__GIVEN PROBLEM__:
Restate the entries below verbatim.

__EXTRACTED INFORMATION__:
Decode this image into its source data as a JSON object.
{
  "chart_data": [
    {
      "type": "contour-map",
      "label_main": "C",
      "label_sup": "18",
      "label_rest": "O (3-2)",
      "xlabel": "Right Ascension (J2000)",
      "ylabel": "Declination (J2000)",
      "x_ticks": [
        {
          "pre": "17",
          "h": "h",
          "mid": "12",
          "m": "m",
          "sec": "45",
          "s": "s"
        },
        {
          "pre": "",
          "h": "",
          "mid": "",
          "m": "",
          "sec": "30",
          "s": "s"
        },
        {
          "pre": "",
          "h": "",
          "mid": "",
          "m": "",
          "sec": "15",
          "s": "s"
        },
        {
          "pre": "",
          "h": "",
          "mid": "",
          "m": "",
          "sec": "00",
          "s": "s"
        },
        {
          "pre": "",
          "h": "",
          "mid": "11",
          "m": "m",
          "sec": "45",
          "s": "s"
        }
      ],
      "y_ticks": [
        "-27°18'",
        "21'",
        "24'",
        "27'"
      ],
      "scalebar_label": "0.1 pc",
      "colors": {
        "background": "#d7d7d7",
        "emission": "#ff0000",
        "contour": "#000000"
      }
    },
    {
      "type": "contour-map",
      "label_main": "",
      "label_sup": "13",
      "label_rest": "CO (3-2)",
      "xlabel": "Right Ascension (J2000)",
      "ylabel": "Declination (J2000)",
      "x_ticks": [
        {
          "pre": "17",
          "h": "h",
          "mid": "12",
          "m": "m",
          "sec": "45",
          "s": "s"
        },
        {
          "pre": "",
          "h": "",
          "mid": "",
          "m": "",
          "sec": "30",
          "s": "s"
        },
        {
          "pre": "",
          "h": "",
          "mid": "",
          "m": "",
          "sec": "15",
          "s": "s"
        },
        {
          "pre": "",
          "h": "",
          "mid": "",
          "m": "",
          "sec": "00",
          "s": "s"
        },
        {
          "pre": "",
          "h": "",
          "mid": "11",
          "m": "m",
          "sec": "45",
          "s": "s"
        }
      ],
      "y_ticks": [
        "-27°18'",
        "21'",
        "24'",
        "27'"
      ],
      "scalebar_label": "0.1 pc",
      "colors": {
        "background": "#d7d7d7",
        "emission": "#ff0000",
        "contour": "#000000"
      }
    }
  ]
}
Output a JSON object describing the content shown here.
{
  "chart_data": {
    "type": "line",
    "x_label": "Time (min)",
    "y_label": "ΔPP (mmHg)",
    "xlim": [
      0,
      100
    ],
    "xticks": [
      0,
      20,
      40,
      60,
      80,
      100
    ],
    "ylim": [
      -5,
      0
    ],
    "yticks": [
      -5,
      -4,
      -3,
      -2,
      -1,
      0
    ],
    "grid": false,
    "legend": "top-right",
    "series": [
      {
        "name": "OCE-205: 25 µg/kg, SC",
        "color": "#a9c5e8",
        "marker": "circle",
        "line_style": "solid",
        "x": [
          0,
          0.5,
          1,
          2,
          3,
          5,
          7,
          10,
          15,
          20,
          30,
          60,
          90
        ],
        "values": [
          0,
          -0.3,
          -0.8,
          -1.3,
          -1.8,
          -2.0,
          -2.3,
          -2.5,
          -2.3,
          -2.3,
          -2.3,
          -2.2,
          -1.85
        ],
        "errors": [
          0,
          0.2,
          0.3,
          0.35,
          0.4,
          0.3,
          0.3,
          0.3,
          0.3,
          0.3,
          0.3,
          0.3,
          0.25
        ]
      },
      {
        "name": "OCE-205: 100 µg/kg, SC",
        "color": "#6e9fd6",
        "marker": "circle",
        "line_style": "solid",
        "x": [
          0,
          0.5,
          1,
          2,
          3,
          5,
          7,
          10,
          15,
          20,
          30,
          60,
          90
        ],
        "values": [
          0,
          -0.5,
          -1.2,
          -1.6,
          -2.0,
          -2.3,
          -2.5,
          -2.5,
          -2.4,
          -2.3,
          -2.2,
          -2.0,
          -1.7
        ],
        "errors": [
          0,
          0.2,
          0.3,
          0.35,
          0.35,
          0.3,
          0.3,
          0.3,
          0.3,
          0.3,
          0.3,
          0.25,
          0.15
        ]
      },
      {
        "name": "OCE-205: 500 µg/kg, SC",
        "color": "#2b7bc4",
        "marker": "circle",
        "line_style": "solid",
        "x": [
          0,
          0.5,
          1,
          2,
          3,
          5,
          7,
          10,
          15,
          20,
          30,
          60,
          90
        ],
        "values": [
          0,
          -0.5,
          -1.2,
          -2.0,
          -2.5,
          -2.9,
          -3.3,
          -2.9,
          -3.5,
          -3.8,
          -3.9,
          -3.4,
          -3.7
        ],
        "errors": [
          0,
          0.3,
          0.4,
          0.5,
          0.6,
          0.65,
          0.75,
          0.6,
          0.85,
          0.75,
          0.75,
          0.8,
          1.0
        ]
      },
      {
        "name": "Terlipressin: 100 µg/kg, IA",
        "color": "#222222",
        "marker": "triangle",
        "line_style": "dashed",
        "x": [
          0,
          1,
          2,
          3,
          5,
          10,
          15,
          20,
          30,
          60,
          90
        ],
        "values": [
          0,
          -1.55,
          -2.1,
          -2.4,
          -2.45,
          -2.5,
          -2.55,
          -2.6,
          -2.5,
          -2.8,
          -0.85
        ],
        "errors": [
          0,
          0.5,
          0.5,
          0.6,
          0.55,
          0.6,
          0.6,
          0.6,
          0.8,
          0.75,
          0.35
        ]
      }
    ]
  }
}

__TASK OUTPUT__:
Decode this image into its source data as a JSON object.
{
  "chart_data": [
    {
      "type": "contour-map",
      "label_main": "C",
      "label_sup": "18",
      "label_rest": "O (3-2)",
      "xlabel": "Right Ascension (J2000)",
      "ylabel": "Declination (J2000)",
      "x_ticks": [
        {
          "pre": "17",
          "h": "h",
          "mid": "12",
          "m": "m",
          "sec": "45",
          "s": "s"
        },
        {
          "pre": "",
          "h": "",
          "mid": "",
          "m": "",
          "sec": "30",
          "s": "s"
        },
        {
          "pre": "",
          "h": "",
          "mid": "",
          "m": "",
          "sec": "15",
          "s": "s"
        },
        {
          "pre": "",
          "h": "",
          "mid": "",
          "m": "",
          "sec": "00",
          "s": "s"
        },
        {
          "pre": "",
          "h": "",
          "mid": "11",
          "m": "m",
          "sec": "45",
          "s": "s"
        }
      ],
      "y_ticks": [
        "-27°18'",
        "21'",
        "24'",
        "27'"
      ],
      "scalebar_label": "0.1 pc",
      "colors": {
        "background": "#d7d7d7",
        "emission": "#ff0000",
        "contour": "#000000"
      }
    },
    {
      "type": "contour-map",
      "label_main": "",
      "label_sup": "13",
      "label_rest": "CO (3-2)",
      "xlabel": "Right Ascension (J2000)",
      "ylabel": "Declination (J2000)",
      "x_ticks": [
        {
          "pre": "17",
          "h": "h",
          "mid": "12",
          "m": "m",
          "sec": "45",
          "s": "s"
        },
        {
          "pre": "",
          "h": "",
          "mid": "",
          "m": "",
          "sec": "30",
          "s": "s"
        },
        {
          "pre": "",
          "h": "",
          "mid": "",
          "m": "",
          "sec": "15",
          "s": "s"
        },
        {
          "pre": "",
          "h": "",
          "mid": "",
          "m": "",
          "sec": "00",
          "s": "s"
        },
        {
          "pre": "",
          "h": "",
          "mid": "11",
          "m": "m",
          "sec": "45",
          "s": "s"
        }
      ],
      "y_ticks": [
        "-27°18'",
        "21'",
        "24'",
        "27'"
      ],
      "scalebar_label": "0.1 pc",
      "colors": {
        "background": "#d7d7d7",
        "emission": "#ff0000",
        "contour": "#000000"
      }
    }
  ]
}
Output a JSON object describing the content shown here.
{
  "chart_data": {
    "type": "line",
    "x_label": "Time (min)",
    "y_label": "ΔPP (mmHg)",
    "xlim": [
      0,
      100
    ],
    "xticks": [
      0,
      20,
      40,
      60,
      80,
      100
    ],
    "ylim": [
      -5,
      0
    ],
    "yticks": [
      -5,
      -4,
      -3,
      -2,
      -1,
      0
    ],
    "grid": false,
    "legend": "top-right",
    "series": [
      {
        "name": "OCE-205: 25 µg/kg, SC",
        "color": "#a9c5e8",
        "marker": "circle",
        "line_style": "solid",
        "x": [
          0,
          0.5,
          1,
          2,
          3,
          5,
          7,
          10,
          15,
          20,
          30,
          60,
          90
        ],
        "values": [
          0,
          -0.3,
          -0.8,
          -1.3,
          -1.8,
          -2.0,
          -2.3,
          -2.5,
          -2.3,
          -2.3,
          -2.3,
          -2.2,
          -1.85
        ],
        "errors": [
          0,
          0.2,
          0.3,
          0.35,
          0.4,
          0.3,
          0.3,
          0.3,
          0.3,
          0.3,
          0.3,
          0.3,
          0.25
        ]
      },
      {
        "name": "OCE-205: 100 µg/kg, SC",
        "color": "#6e9fd6",
        "marker": "circle",
        "line_style": "solid",
        "x": [
          0,
          0.5,
          1,
          2,
          3,
          5,
          7,
          10,
          15,
          20,
          30,
          60,
          90
        ],
        "values": [
          0,
          -0.5,
          -1.2,
          -1.6,
          -2.0,
          -2.3,
          -2.5,
          -2.5,
          -2.4,
          -2.3,
          -2.2,
          -2.0,
          -1.7
        ],
        "errors": [
          0,
          0.2,
          0.3,
          0.35,
          0.35,
          0.3,
          0.3,
          0.3,
          0.3,
          0.3,
          0.3,
          0.25,
          0.15
        ]
      },
      {
        "name": "OCE-205: 500 µg/kg, SC",
        "color": "#2b7bc4",
        "marker": "circle",
        "line_style": "solid",
        "x": [
          0,
          0.5,
          1,
          2,
          3,
          5,
          7,
          10,
          15,
          20,
          30,
          60,
          90
        ],
        "values": [
          0,
          -0.5,
          -1.2,
          -2.0,
          -2.5,
          -2.9,
          -3.3,
          -2.9,
          -3.5,
          -3.8,
          -3.9,
          -3.4,
          -3.7
        ],
        "errors": [
          0,
          0.3,
          0.4,
          0.5,
          0.6,
          0.65,
          0.75,
          0.6,
          0.85,
          0.75,
          0.75,
          0.8,
          1.0
        ]
      },
      {
        "name": "Terlipressin: 100 µg/kg, IA",
        "color": "#222222",
        "marker": "triangle",
        "line_style": "dashed",
        "x": [
          0,
          1,
          2,
          3,
          5,
          10,
          15,
          20,
          30,
          60,
          90
        ],
        "values": [
          0,
          -1.55,
          -2.1,
          -2.4,
          -2.45,
          -2.5,
          -2.55,
          -2.6,
          -2.5,
          -2.8,
          -0.85
        ],
        "errors": [
          0,
          0.5,
          0.5,
          0.6,
          0.55,
          0.6,
          0.6,
          0.6,
          0.8,
          0.75,
          0.35
        ]
      }
    ]
  }
}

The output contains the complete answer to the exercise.